[START Material for this task]

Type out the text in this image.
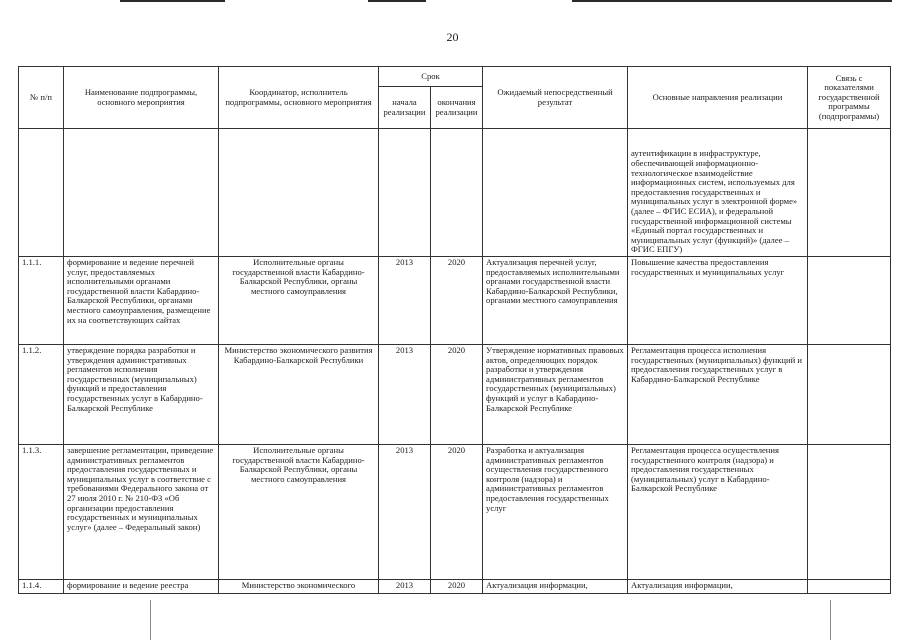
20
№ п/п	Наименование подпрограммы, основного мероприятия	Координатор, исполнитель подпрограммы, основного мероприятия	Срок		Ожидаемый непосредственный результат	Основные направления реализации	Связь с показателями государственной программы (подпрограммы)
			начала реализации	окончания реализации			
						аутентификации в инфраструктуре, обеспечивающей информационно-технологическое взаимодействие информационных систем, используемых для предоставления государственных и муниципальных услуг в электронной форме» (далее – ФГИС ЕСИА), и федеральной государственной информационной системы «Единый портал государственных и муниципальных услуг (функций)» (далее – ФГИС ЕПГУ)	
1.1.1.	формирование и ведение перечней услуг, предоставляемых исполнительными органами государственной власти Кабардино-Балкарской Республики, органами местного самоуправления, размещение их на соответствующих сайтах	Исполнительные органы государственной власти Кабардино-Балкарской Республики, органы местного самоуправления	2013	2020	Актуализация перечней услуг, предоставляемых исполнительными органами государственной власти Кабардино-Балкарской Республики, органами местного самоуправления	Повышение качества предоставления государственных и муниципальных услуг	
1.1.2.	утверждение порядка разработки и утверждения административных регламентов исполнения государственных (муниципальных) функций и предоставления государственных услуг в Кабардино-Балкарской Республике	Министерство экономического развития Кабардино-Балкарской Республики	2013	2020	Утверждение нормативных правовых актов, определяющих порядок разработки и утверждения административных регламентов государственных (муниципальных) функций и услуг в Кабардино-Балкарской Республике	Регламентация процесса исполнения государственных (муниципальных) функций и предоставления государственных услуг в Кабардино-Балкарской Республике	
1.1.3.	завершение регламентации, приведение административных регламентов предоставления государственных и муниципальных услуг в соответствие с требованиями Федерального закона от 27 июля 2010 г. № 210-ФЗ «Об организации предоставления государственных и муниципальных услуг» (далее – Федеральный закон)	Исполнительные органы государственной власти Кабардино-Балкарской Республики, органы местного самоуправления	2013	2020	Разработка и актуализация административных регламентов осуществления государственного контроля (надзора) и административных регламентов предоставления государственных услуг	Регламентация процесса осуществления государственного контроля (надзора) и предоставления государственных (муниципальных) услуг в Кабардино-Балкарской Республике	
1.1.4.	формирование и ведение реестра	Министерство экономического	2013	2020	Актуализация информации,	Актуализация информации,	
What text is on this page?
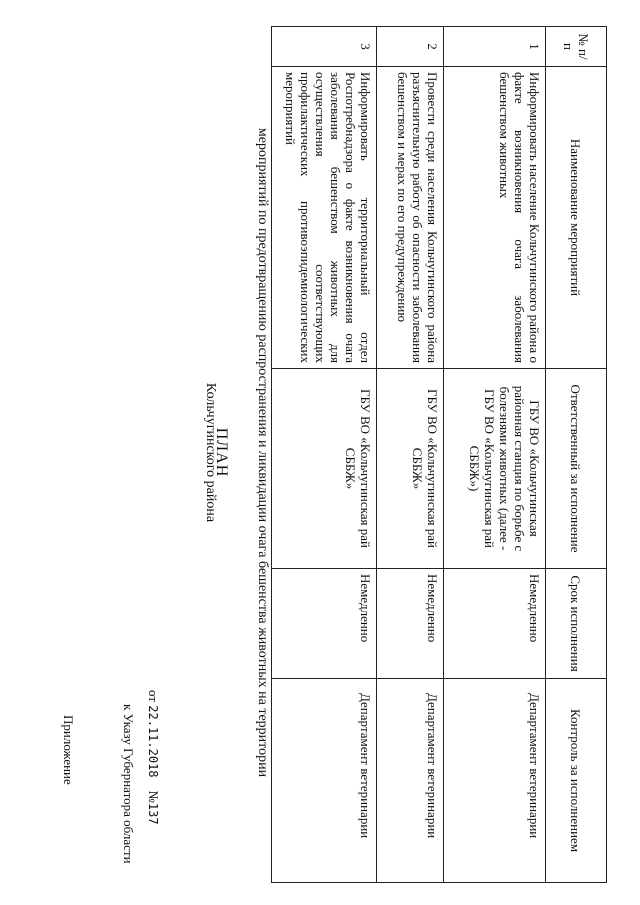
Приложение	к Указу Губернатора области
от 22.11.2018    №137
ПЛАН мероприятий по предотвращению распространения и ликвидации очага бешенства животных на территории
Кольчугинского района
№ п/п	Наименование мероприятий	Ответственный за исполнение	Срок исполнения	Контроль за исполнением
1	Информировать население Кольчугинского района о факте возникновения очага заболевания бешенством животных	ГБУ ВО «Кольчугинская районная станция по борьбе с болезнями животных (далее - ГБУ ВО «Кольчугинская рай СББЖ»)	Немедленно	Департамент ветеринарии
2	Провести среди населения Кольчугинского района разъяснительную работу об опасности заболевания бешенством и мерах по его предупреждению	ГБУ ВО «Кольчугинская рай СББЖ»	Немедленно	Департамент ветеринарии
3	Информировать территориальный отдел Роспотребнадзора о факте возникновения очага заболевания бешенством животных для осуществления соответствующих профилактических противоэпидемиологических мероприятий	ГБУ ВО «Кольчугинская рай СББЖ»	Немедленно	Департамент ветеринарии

[END Material for this task]

#### What you are asked to do:
Begin with the line that contains "What text is on this page?" and repeat every line through the end of the data, exactly and only those lines, leaving out the pictures.

#### The completed task:
What text is on this page?
Приложение	к Указу Губернатора области
от 22.11.2018    №137
ПЛАН мероприятий по предотвращению распространения и ликвидации очага бешенства животных на территории
Кольчугинского района
№ п/п	Наименование мероприятий	Ответственный за исполнение	Срок исполнения	Контроль за исполнением
1	Информировать население Кольчугинского района о факте возникновения очага заболевания бешенством животных	ГБУ ВО «Кольчугинская районная станция по борьбе с болезнями животных (далее - ГБУ ВО «Кольчугинская рай СББЖ»)	Немедленно	Департамент ветеринарии
2	Провести среди населения Кольчугинского района разъяснительную работу об опасности заболевания бешенством и мерах по его предупреждению	ГБУ ВО «Кольчугинская рай СББЖ»	Немедленно	Департамент ветеринарии
3	Информировать территориальный отдел Роспотребнадзора о факте возникновения очага заболевания бешенством животных для осуществления соответствующих профилактических противоэпидемиологических мероприятий	ГБУ ВО «Кольчугинская рай СББЖ»	Немедленно	Департамент ветеринарии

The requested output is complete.